**Instructions for the task:** Extract each line containing the string "this".

** Start of Source material **

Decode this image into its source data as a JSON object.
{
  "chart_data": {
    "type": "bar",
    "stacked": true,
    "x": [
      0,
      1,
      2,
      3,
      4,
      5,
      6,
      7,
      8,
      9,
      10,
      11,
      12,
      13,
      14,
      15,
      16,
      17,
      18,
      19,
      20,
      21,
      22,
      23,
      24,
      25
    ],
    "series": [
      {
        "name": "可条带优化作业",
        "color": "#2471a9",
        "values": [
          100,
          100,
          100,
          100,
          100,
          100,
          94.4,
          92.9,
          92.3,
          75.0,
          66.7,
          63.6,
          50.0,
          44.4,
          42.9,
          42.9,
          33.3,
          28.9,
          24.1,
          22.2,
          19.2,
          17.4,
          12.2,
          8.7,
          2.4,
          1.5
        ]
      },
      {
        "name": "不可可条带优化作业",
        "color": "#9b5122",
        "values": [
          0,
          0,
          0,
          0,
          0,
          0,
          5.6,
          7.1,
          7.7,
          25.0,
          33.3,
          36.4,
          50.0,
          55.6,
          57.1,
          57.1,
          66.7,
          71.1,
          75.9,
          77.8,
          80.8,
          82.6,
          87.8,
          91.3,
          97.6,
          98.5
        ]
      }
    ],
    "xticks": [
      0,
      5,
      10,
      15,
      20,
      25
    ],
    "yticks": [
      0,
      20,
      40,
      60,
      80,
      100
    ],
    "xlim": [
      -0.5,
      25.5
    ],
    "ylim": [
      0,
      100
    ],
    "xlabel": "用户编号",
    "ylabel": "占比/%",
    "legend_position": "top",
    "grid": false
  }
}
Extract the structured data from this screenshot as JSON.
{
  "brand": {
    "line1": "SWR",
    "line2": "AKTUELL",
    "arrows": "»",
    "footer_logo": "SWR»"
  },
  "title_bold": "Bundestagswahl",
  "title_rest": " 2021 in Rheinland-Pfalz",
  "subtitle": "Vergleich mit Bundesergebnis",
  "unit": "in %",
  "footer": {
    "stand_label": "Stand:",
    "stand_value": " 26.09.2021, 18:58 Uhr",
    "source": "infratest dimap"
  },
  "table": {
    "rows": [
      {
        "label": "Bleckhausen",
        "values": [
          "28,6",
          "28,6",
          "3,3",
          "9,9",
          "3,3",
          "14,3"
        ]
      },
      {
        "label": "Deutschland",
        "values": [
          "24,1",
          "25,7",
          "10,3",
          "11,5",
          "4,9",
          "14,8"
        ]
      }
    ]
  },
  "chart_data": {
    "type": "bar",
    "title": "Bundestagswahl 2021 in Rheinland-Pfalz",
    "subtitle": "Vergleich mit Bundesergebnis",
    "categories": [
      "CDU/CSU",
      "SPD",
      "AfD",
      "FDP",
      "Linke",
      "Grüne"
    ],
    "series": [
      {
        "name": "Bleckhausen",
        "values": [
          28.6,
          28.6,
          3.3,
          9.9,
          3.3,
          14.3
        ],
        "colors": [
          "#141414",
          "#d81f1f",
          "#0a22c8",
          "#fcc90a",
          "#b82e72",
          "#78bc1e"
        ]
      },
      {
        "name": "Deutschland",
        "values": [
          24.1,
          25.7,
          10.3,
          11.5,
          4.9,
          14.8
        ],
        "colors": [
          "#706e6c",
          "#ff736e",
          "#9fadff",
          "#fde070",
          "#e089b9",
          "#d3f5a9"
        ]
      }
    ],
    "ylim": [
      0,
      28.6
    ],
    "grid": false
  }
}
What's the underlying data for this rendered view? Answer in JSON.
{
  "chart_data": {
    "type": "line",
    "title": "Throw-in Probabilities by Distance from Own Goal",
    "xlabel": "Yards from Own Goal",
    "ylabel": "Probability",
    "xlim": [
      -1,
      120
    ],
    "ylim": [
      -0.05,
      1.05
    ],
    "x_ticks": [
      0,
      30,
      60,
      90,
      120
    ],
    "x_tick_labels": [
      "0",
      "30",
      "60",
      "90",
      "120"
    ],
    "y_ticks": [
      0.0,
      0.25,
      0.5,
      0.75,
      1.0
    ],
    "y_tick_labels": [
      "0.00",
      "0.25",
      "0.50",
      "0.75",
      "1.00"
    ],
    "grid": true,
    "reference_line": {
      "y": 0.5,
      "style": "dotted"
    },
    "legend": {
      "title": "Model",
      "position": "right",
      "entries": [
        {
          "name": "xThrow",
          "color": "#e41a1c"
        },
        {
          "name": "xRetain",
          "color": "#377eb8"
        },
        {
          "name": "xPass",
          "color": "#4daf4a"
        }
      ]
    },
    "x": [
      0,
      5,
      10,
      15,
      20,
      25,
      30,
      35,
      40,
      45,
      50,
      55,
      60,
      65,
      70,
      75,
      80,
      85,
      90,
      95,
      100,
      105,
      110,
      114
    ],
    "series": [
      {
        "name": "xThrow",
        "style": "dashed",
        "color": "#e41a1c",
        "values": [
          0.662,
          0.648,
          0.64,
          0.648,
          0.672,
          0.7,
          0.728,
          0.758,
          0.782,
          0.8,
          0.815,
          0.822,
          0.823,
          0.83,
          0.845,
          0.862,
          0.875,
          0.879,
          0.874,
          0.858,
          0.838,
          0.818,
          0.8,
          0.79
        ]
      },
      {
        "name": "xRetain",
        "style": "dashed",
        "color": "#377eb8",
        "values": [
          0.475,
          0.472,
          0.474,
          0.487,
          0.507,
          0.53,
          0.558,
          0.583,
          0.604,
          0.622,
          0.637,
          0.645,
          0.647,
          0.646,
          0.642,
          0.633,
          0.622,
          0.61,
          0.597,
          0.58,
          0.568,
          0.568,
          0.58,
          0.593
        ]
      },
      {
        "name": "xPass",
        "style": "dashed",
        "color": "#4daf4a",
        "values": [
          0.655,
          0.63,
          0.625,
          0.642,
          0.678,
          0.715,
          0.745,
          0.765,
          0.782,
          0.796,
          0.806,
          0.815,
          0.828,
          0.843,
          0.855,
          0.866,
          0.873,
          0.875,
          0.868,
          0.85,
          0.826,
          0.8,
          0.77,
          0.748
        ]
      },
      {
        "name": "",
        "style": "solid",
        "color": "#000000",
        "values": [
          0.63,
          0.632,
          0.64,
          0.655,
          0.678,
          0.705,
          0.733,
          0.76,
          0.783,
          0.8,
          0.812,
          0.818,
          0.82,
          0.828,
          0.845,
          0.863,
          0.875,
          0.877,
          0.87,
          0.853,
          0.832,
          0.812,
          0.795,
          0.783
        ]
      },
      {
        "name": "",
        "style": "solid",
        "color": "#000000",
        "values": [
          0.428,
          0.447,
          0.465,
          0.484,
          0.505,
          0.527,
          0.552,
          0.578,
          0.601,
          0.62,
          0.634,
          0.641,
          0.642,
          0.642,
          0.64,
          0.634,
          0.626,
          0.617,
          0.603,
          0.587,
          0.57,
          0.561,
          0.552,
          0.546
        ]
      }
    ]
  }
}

** End of Source material **

**Response:**
Decode this image into its source data as a JSON object.
Extract the structured data from this screenshot as JSON.
What's the underlying data for this rendered view? Answer in JSON.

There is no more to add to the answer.